[Saved entries]
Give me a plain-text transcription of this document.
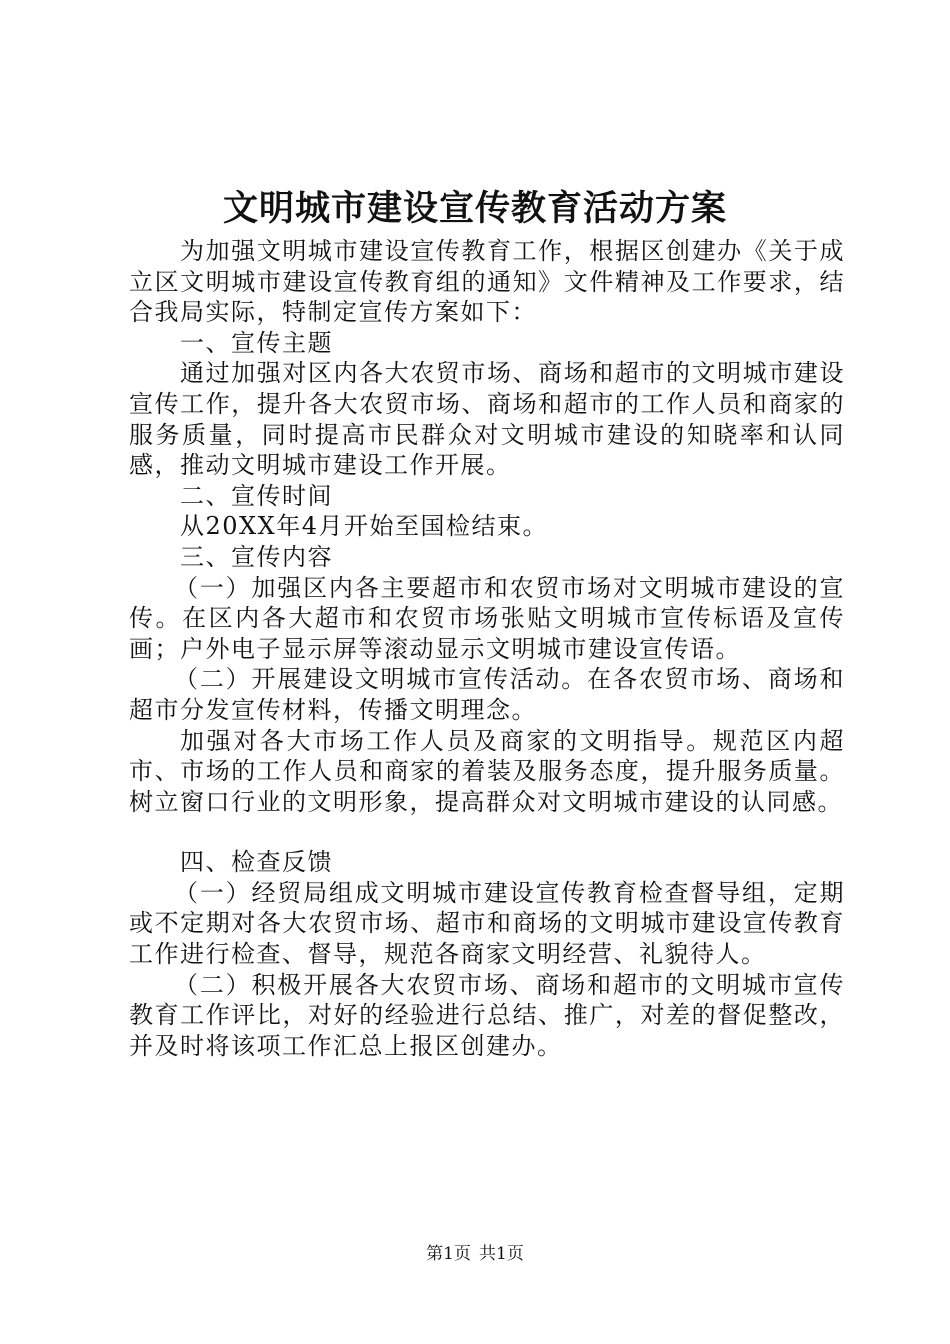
文明城市建设宣传教育活动方案

为加强文明城市建设宣传教育工作，根据区创建办《关于成立区文明城市建设宣传教育组的通知》文件精神及工作要求，结合我局实际，特制定宣传方案如下：

一、宣传主题

通过加强对区内各大农贸市场、商场和超市的文明城市建设宣传工作，提升各大农贸市场、商场和超市的工作人员和商家的服务质量，同时提高市民群众对文明城市建设的知晓率和认同感，推动文明城市建设工作开展。

二、宣传时间

从20XX年4月开始至国检结束。

三、宣传内容

（一）加强区内各主要超市和农贸市场对文明城市建设的宣传。在区内各大超市和农贸市场张贴文明城市宣传标语及宣传画；户外电子显示屏等滚动显示文明城市建设宣传语。

（二）开展建设文明城市宣传活动。在各农贸市场、商场和超市分发宣传材料，传播文明理念。

加强对各大市场工作人员及商家的文明指导。规范区内超市、市场的工作人员和商家的着装及服务态度，提升服务质量。树立窗口行业的文明形象，提高群众对文明城市建设的认同感。

四、检查反馈

（一）经贸局组成文明城市建设宣传教育检查督导组，定期或不定期对各大农贸市场、超市和商场的文明城市建设宣传教育工作进行检查、督导，规范各商家文明经营、礼貌待人。

（二）积极开展各大农贸市场、商场和超市的文明城市宣传教育工作评比，对好的经验进行总结、推广，对差的督促整改，并及时将该项工作汇总上报区创建办。

第1页 共1页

WHAT TO DO
Restate the full listing verbatim and drop every picture.

EXERCISE ANSWER
Give me a plain-text transcription of this document.
文明城市建设宣传教育活动方案

为加强文明城市建设宣传教育工作，根据区创建办《关于成立区文明城市建设宣传教育组的通知》文件精神及工作要求，结合我局实际，特制定宣传方案如下：

一、宣传主题

通过加强对区内各大农贸市场、商场和超市的文明城市建设宣传工作，提升各大农贸市场、商场和超市的工作人员和商家的服务质量，同时提高市民群众对文明城市建设的知晓率和认同感，推动文明城市建设工作开展。

二、宣传时间

从20XX年4月开始至国检结束。

三、宣传内容

（一）加强区内各主要超市和农贸市场对文明城市建设的宣传。在区内各大超市和农贸市场张贴文明城市宣传标语及宣传画；户外电子显示屏等滚动显示文明城市建设宣传语。

（二）开展建设文明城市宣传活动。在各农贸市场、商场和超市分发宣传材料，传播文明理念。

加强对各大市场工作人员及商家的文明指导。规范区内超市、市场的工作人员和商家的着装及服务态度，提升服务质量。树立窗口行业的文明形象，提高群众对文明城市建设的认同感。

四、检查反馈

（一）经贸局组成文明城市建设宣传教育检查督导组，定期或不定期对各大农贸市场、超市和商场的文明城市建设宣传教育工作进行检查、督导，规范各商家文明经营、礼貌待人。

（二）积极开展各大农贸市场、商场和超市的文明城市宣传教育工作评比，对好的经验进行总结、推广，对差的督促整改，并及时将该项工作汇总上报区创建办。

第1页 共1页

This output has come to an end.